[Stored data]
---
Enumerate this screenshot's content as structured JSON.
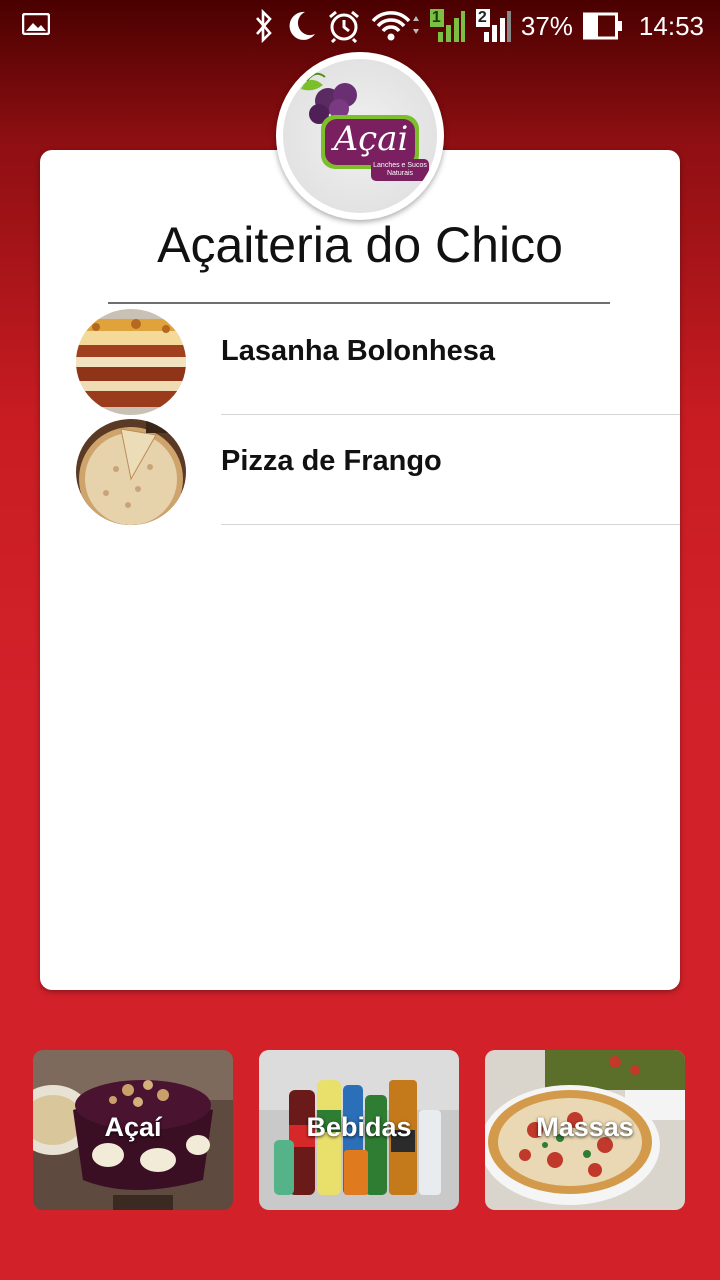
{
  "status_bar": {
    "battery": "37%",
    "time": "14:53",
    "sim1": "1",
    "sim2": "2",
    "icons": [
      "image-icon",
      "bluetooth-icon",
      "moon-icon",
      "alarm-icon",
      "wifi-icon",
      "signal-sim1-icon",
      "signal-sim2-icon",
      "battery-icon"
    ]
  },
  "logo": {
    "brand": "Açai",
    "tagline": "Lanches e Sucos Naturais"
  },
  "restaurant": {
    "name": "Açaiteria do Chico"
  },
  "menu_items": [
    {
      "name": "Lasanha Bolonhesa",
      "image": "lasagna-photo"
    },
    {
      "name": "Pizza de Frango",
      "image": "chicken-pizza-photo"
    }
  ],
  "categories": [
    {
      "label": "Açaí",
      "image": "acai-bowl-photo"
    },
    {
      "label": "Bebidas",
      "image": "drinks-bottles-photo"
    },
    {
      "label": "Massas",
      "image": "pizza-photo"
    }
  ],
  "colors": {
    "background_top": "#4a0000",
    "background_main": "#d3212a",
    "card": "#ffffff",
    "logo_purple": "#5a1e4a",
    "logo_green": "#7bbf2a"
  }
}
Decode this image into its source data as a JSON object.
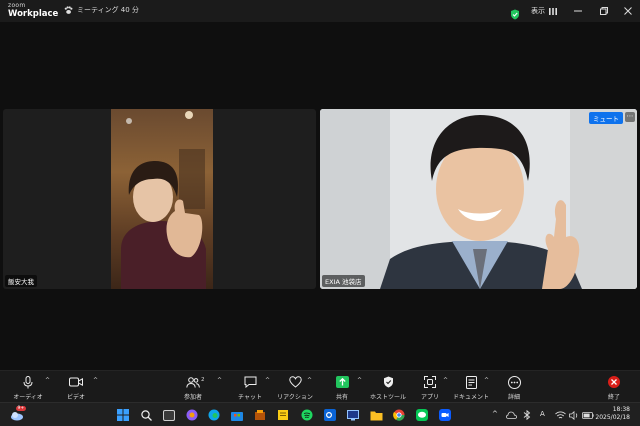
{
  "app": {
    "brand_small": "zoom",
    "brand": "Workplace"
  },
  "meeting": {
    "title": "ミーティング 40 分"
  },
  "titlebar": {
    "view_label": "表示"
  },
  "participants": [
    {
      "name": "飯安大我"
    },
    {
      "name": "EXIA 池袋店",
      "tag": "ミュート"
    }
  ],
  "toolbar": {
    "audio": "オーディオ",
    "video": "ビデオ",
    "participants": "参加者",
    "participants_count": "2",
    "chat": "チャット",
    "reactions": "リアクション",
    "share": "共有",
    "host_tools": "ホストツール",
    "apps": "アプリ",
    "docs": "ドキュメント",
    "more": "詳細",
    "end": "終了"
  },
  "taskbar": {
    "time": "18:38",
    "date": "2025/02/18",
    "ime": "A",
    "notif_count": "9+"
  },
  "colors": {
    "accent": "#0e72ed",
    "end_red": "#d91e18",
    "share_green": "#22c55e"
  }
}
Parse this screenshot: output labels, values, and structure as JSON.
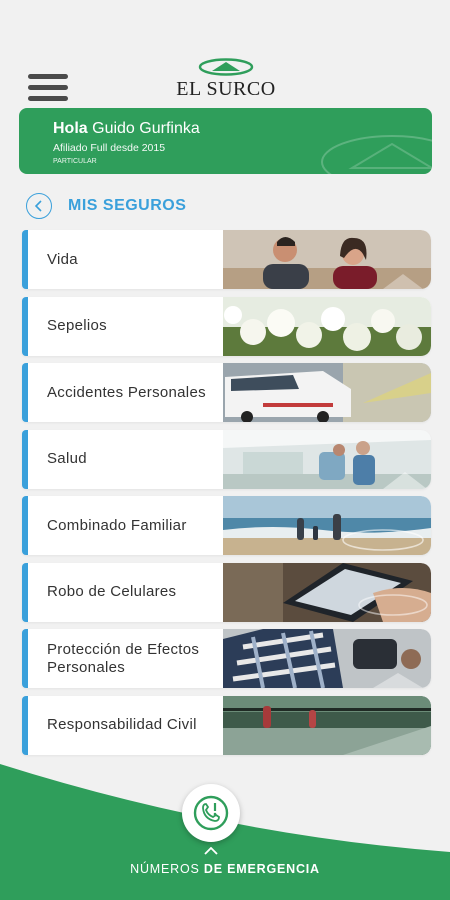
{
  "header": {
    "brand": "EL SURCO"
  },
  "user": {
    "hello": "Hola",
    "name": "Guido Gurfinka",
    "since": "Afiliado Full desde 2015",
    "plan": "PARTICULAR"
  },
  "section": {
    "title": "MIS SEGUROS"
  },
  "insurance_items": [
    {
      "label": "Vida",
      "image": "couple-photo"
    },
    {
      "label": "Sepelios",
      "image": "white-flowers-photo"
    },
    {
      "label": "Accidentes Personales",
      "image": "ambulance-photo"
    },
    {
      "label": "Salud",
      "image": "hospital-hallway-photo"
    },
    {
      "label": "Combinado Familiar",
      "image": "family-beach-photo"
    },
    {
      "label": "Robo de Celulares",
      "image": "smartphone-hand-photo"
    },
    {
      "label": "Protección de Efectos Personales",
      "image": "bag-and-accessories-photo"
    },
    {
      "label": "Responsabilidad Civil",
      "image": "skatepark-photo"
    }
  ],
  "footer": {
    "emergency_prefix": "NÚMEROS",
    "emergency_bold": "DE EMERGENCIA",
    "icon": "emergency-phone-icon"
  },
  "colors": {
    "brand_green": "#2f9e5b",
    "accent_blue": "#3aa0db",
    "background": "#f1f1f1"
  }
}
---
• [TASK DIRECTIONS]
Copy every line in the listing above where the string "JSON" turns up.

• [CORRECT RESULT]
Enumerate this screenshot's content as structured JSON.
Decode this image into its source data as a JSON object.
Parse this screenshot: output labels, values, and structure as JSON.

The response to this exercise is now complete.